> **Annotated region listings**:
________________

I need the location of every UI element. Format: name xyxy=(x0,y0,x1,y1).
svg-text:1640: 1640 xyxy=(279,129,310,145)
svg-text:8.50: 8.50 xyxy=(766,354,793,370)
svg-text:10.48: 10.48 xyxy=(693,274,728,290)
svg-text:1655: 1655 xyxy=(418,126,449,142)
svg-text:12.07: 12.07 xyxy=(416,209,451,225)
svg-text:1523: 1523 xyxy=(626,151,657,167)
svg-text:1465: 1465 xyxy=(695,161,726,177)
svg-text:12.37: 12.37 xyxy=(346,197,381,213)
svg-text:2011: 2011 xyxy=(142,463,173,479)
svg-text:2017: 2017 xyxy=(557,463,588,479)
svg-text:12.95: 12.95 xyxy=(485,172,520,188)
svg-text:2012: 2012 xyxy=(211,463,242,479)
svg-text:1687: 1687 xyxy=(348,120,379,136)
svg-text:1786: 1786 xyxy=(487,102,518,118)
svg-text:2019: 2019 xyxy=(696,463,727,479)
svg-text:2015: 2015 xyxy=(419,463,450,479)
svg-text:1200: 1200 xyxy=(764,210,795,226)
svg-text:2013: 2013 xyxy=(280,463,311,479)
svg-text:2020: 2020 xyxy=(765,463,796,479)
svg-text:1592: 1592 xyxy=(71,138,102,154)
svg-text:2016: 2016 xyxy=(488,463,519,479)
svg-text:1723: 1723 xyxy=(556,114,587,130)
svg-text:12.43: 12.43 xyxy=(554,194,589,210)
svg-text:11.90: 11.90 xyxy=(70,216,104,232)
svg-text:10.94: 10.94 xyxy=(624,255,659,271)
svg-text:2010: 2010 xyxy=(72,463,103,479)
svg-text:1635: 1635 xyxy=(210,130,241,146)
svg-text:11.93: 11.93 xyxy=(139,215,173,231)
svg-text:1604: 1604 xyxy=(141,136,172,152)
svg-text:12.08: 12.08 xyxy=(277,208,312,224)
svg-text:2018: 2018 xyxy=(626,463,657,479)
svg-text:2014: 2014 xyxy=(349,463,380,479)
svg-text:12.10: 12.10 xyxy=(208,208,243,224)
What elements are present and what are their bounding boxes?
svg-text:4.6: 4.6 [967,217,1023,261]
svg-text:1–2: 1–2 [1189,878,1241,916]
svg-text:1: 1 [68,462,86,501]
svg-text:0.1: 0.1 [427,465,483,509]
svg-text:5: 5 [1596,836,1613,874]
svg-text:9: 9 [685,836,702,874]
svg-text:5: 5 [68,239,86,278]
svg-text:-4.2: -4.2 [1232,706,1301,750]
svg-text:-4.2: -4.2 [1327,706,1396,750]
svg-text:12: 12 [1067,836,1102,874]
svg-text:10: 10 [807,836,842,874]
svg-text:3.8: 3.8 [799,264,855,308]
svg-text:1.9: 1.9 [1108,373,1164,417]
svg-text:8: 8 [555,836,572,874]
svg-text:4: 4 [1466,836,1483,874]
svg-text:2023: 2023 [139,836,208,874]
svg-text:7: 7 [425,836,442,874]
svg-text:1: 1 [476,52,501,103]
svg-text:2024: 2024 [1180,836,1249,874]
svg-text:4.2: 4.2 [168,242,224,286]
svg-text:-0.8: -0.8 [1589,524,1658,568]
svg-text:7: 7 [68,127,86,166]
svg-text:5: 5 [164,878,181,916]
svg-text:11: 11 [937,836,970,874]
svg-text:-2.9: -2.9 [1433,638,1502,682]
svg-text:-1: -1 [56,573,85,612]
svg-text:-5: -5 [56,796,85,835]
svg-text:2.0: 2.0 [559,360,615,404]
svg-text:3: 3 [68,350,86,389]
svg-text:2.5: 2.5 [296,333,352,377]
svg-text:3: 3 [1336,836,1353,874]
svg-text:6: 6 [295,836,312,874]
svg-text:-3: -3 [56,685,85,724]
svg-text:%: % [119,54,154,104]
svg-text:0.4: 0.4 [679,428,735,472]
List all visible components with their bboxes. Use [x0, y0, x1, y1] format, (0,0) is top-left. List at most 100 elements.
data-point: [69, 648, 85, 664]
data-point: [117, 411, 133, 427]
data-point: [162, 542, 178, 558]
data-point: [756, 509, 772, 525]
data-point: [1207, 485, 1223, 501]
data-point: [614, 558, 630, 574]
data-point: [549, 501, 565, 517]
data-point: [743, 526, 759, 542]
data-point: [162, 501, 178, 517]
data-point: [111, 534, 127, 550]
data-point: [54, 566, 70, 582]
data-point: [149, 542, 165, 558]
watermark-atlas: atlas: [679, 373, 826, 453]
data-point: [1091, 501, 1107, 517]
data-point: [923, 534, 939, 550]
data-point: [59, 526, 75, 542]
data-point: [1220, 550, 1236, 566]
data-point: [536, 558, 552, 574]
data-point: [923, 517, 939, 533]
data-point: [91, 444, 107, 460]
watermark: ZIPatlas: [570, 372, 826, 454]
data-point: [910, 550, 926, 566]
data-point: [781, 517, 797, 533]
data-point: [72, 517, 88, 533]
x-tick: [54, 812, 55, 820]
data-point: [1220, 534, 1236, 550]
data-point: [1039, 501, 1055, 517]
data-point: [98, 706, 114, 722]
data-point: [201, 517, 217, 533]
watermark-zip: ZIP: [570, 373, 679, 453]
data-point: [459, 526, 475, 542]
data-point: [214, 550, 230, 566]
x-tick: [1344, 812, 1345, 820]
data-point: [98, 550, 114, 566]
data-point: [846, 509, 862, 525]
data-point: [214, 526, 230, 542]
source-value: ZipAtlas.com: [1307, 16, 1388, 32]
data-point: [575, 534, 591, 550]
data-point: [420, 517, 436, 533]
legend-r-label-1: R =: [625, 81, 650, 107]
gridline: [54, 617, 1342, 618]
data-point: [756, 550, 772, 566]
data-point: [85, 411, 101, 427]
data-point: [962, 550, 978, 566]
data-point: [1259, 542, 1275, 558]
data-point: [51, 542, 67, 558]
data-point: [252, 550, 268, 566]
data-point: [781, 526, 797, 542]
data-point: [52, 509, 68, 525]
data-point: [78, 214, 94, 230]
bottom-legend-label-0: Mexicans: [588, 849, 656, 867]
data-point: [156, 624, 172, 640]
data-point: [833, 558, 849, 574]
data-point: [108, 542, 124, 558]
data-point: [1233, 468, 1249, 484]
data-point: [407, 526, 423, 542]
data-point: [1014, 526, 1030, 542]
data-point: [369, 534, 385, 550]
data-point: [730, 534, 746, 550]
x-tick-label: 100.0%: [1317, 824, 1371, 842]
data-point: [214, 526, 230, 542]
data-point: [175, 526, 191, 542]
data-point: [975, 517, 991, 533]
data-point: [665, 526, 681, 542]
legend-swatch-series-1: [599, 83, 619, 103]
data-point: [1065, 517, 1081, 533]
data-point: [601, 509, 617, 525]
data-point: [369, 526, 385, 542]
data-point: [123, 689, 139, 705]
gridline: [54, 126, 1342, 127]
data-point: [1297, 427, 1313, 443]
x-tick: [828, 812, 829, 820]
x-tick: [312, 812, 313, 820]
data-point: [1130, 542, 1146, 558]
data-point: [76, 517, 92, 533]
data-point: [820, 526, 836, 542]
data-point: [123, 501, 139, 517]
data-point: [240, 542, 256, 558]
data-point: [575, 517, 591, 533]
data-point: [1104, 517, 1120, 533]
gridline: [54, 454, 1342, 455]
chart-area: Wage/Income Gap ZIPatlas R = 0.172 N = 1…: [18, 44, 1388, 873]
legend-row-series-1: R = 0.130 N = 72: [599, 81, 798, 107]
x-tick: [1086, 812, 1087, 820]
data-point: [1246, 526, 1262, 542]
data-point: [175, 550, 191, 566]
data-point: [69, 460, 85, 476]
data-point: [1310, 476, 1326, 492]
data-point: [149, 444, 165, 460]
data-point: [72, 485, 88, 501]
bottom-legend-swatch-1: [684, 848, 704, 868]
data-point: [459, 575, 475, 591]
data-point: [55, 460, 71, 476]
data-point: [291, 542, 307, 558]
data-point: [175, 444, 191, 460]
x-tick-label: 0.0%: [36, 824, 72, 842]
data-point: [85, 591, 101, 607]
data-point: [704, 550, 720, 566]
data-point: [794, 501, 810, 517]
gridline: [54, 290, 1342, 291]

________________

Reproduce verbatim every line from the start of the entries down to the line containing "svg-text:2010: 2010 xyxy=(72,463,103,479)", including both ends.

> **Result for this exercise**:
I need the location of every UI element. Format: name xyxy=(x0,y0,x1,y1).
svg-text:1640: 1640 xyxy=(279,129,310,145)
svg-text:8.50: 8.50 xyxy=(766,354,793,370)
svg-text:10.48: 10.48 xyxy=(693,274,728,290)
svg-text:1655: 1655 xyxy=(418,126,449,142)
svg-text:12.07: 12.07 xyxy=(416,209,451,225)
svg-text:1523: 1523 xyxy=(626,151,657,167)
svg-text:1465: 1465 xyxy=(695,161,726,177)
svg-text:12.37: 12.37 xyxy=(346,197,381,213)
svg-text:2011: 2011 xyxy=(142,463,173,479)
svg-text:2017: 2017 xyxy=(557,463,588,479)
svg-text:12.95: 12.95 xyxy=(485,172,520,188)
svg-text:2012: 2012 xyxy=(211,463,242,479)
svg-text:1687: 1687 xyxy=(348,120,379,136)
svg-text:1786: 1786 xyxy=(487,102,518,118)
svg-text:2019: 2019 xyxy=(696,463,727,479)
svg-text:2015: 2015 xyxy=(419,463,450,479)
svg-text:1200: 1200 xyxy=(764,210,795,226)
svg-text:2013: 2013 xyxy=(280,463,311,479)
svg-text:2020: 2020 xyxy=(765,463,796,479)
svg-text:1592: 1592 xyxy=(71,138,102,154)
svg-text:2016: 2016 xyxy=(488,463,519,479)
svg-text:1723: 1723 xyxy=(556,114,587,130)
svg-text:12.43: 12.43 xyxy=(554,194,589,210)
svg-text:11.90: 11.90 xyxy=(70,216,104,232)
svg-text:10.94: 10.94 xyxy=(624,255,659,271)
svg-text:2010: 2010 xyxy=(72,463,103,479)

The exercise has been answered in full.